— start of Data for the task —

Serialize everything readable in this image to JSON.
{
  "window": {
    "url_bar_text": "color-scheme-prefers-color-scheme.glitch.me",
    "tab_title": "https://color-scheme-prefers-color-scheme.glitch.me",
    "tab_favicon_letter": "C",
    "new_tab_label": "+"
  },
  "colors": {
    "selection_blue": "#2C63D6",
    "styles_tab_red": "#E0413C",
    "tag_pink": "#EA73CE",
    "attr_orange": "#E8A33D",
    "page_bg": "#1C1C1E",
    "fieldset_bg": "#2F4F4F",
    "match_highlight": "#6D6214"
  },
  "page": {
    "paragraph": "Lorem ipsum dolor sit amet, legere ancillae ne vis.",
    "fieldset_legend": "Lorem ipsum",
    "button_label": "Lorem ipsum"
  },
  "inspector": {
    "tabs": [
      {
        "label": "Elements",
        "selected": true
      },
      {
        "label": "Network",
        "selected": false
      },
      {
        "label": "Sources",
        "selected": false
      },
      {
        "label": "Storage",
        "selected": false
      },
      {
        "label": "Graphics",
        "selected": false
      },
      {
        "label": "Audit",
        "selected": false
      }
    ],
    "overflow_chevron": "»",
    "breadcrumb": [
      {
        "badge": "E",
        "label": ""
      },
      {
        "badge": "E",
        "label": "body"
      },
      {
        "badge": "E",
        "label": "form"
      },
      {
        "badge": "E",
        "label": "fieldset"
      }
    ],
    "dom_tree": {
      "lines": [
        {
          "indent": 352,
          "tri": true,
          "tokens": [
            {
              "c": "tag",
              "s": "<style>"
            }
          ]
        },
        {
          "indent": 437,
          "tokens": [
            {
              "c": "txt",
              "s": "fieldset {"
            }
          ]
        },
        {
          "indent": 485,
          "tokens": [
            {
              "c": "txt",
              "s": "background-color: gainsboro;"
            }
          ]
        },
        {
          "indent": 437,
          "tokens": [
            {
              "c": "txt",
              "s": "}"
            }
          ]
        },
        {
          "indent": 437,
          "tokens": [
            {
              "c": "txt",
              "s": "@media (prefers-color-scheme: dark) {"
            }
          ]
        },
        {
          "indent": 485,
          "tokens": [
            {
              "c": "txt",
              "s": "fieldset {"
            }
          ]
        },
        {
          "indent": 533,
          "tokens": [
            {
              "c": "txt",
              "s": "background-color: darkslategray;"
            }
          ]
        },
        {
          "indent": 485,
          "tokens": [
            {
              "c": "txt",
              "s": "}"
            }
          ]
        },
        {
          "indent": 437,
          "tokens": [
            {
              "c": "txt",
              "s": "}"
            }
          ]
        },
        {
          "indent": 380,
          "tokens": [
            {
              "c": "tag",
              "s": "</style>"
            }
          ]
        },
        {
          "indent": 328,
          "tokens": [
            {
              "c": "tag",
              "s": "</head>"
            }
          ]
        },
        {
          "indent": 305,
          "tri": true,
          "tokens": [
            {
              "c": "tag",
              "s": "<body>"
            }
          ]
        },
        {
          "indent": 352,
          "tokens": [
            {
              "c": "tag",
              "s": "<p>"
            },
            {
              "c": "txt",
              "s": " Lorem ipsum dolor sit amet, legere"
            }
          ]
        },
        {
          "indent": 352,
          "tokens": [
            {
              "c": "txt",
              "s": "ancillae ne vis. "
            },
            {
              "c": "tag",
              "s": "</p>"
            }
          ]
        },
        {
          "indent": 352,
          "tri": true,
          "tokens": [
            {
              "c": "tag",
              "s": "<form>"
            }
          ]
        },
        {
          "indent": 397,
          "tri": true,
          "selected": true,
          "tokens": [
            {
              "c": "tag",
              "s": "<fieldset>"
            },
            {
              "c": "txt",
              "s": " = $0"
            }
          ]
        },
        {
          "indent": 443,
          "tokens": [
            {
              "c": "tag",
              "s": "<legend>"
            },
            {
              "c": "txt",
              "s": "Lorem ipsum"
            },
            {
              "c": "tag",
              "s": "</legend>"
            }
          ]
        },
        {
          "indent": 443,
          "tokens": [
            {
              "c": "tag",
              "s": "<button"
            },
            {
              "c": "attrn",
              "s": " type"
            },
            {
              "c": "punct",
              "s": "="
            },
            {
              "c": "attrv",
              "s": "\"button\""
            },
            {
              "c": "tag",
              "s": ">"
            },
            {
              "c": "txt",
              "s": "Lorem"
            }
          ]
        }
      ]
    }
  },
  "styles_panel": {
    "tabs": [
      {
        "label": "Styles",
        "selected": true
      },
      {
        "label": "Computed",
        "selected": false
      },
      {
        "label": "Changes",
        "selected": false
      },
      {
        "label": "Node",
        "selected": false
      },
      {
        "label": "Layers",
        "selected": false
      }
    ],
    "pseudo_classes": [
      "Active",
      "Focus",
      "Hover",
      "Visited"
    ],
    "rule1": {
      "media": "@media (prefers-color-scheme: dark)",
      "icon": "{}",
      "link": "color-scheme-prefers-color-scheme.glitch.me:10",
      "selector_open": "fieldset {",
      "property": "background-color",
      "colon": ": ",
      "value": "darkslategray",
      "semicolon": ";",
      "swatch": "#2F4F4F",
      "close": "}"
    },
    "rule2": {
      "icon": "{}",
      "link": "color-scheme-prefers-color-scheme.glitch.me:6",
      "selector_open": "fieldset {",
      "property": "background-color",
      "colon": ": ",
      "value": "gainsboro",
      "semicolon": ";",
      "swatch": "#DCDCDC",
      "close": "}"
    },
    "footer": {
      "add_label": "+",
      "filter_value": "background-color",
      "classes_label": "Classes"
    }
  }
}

— end of Data for the task —

» The problem: Retype the entries exactly, including every line.

» Complete response:
Serialize everything readable in this image to JSON.
{
  "window": {
    "url_bar_text": "color-scheme-prefers-color-scheme.glitch.me",
    "tab_title": "https://color-scheme-prefers-color-scheme.glitch.me",
    "tab_favicon_letter": "C",
    "new_tab_label": "+"
  },
  "colors": {
    "selection_blue": "#2C63D6",
    "styles_tab_red": "#E0413C",
    "tag_pink": "#EA73CE",
    "attr_orange": "#E8A33D",
    "page_bg": "#1C1C1E",
    "fieldset_bg": "#2F4F4F",
    "match_highlight": "#6D6214"
  },
  "page": {
    "paragraph": "Lorem ipsum dolor sit amet, legere ancillae ne vis.",
    "fieldset_legend": "Lorem ipsum",
    "button_label": "Lorem ipsum"
  },
  "inspector": {
    "tabs": [
      {
        "label": "Elements",
        "selected": true
      },
      {
        "label": "Network",
        "selected": false
      },
      {
        "label": "Sources",
        "selected": false
      },
      {
        "label": "Storage",
        "selected": false
      },
      {
        "label": "Graphics",
        "selected": false
      },
      {
        "label": "Audit",
        "selected": false
      }
    ],
    "overflow_chevron": "»",
    "breadcrumb": [
      {
        "badge": "E",
        "label": ""
      },
      {
        "badge": "E",
        "label": "body"
      },
      {
        "badge": "E",
        "label": "form"
      },
      {
        "badge": "E",
        "label": "fieldset"
      }
    ],
    "dom_tree": {
      "lines": [
        {
          "indent": 352,
          "tri": true,
          "tokens": [
            {
              "c": "tag",
              "s": "<style>"
            }
          ]
        },
        {
          "indent": 437,
          "tokens": [
            {
              "c": "txt",
              "s": "fieldset {"
            }
          ]
        },
        {
          "indent": 485,
          "tokens": [
            {
              "c": "txt",
              "s": "background-color: gainsboro;"
            }
          ]
        },
        {
          "indent": 437,
          "tokens": [
            {
              "c": "txt",
              "s": "}"
            }
          ]
        },
        {
          "indent": 437,
          "tokens": [
            {
              "c": "txt",
              "s": "@media (prefers-color-scheme: dark) {"
            }
          ]
        },
        {
          "indent": 485,
          "tokens": [
            {
              "c": "txt",
              "s": "fieldset {"
            }
          ]
        },
        {
          "indent": 533,
          "tokens": [
            {
              "c": "txt",
              "s": "background-color: darkslategray;"
            }
          ]
        },
        {
          "indent": 485,
          "tokens": [
            {
              "c": "txt",
              "s": "}"
            }
          ]
        },
        {
          "indent": 437,
          "tokens": [
            {
              "c": "txt",
              "s": "}"
            }
          ]
        },
        {
          "indent": 380,
          "tokens": [
            {
              "c": "tag",
              "s": "</style>"
            }
          ]
        },
        {
          "indent": 328,
          "tokens": [
            {
              "c": "tag",
              "s": "</head>"
            }
          ]
        },
        {
          "indent": 305,
          "tri": true,
          "tokens": [
            {
              "c": "tag",
              "s": "<body>"
            }
          ]
        },
        {
          "indent": 352,
          "tokens": [
            {
              "c": "tag",
              "s": "<p>"
            },
            {
              "c": "txt",
              "s": " Lorem ipsum dolor sit amet, legere"
            }
          ]
        },
        {
          "indent": 352,
          "tokens": [
            {
              "c": "txt",
              "s": "ancillae ne vis. "
            },
            {
              "c": "tag",
              "s": "</p>"
            }
          ]
        },
        {
          "indent": 352,
          "tri": true,
          "tokens": [
            {
              "c": "tag",
              "s": "<form>"
            }
          ]
        },
        {
          "indent": 397,
          "tri": true,
          "selected": true,
          "tokens": [
            {
              "c": "tag",
              "s": "<fieldset>"
            },
            {
              "c": "txt",
              "s": " = $0"
            }
          ]
        },
        {
          "indent": 443,
          "tokens": [
            {
              "c": "tag",
              "s": "<legend>"
            },
            {
              "c": "txt",
              "s": "Lorem ipsum"
            },
            {
              "c": "tag",
              "s": "</legend>"
            }
          ]
        },
        {
          "indent": 443,
          "tokens": [
            {
              "c": "tag",
              "s": "<button"
            },
            {
              "c": "attrn",
              "s": " type"
            },
            {
              "c": "punct",
              "s": "="
            },
            {
              "c": "attrv",
              "s": "\"button\""
            },
            {
              "c": "tag",
              "s": ">"
            },
            {
              "c": "txt",
              "s": "Lorem"
            }
          ]
        }
      ]
    }
  },
  "styles_panel": {
    "tabs": [
      {
        "label": "Styles",
        "selected": true
      },
      {
        "label": "Computed",
        "selected": false
      },
      {
        "label": "Changes",
        "selected": false
      },
      {
        "label": "Node",
        "selected": false
      },
      {
        "label": "Layers",
        "selected": false
      }
    ],
    "pseudo_classes": [
      "Active",
      "Focus",
      "Hover",
      "Visited"
    ],
    "rule1": {
      "media": "@media (prefers-color-scheme: dark)",
      "icon": "{}",
      "link": "color-scheme-prefers-color-scheme.glitch.me:10",
      "selector_open": "fieldset {",
      "property": "background-color",
      "colon": ": ",
      "value": "darkslategray",
      "semicolon": ";",
      "swatch": "#2F4F4F",
      "close": "}"
    },
    "rule2": {
      "icon": "{}",
      "link": "color-scheme-prefers-color-scheme.glitch.me:6",
      "selector_open": "fieldset {",
      "property": "background-color",
      "colon": ": ",
      "value": "gainsboro",
      "semicolon": ";",
      "swatch": "#DCDCDC",
      "close": "}"
    },
    "footer": {
      "add_label": "+",
      "filter_value": "background-color",
      "classes_label": "Classes"
    }
  }
}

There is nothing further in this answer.